Return all lines from the listing below in which the string "JSON" occurs.
Start SUPPLIED MATERIAL
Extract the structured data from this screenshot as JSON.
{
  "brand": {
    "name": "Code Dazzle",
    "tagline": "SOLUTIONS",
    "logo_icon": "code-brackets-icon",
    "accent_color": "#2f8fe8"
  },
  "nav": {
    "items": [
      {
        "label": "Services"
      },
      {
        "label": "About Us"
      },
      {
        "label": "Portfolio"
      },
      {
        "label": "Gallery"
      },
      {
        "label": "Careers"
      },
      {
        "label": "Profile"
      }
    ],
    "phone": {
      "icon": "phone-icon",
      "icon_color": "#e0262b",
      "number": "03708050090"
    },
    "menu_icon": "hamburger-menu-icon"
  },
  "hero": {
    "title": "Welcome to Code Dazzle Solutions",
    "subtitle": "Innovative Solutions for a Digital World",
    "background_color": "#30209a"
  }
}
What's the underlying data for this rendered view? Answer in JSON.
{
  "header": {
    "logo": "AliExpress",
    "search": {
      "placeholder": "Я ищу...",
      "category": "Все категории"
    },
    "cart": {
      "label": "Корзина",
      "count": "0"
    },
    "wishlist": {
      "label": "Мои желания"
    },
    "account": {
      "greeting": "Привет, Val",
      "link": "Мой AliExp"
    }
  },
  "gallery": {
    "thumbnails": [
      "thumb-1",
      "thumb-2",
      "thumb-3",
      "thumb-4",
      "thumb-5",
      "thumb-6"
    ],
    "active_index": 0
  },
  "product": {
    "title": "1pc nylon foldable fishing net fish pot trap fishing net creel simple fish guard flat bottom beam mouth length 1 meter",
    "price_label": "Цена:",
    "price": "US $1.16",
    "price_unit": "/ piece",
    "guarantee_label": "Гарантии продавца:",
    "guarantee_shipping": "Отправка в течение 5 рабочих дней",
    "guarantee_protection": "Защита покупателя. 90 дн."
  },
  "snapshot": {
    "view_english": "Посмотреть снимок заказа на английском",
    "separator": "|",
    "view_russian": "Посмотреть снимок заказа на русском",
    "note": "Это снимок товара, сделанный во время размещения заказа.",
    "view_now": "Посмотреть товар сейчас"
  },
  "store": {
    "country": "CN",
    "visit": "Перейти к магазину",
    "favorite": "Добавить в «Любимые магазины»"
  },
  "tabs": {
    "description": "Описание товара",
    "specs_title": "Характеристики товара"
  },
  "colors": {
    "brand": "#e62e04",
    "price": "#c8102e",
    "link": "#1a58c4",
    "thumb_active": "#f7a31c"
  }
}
End SUPPLIED MATERIAL
> [EXPECTED ANSWER]
Extract the structured data from this screenshot as JSON.
What's the underlying data for this rendered view? Answer in JSON.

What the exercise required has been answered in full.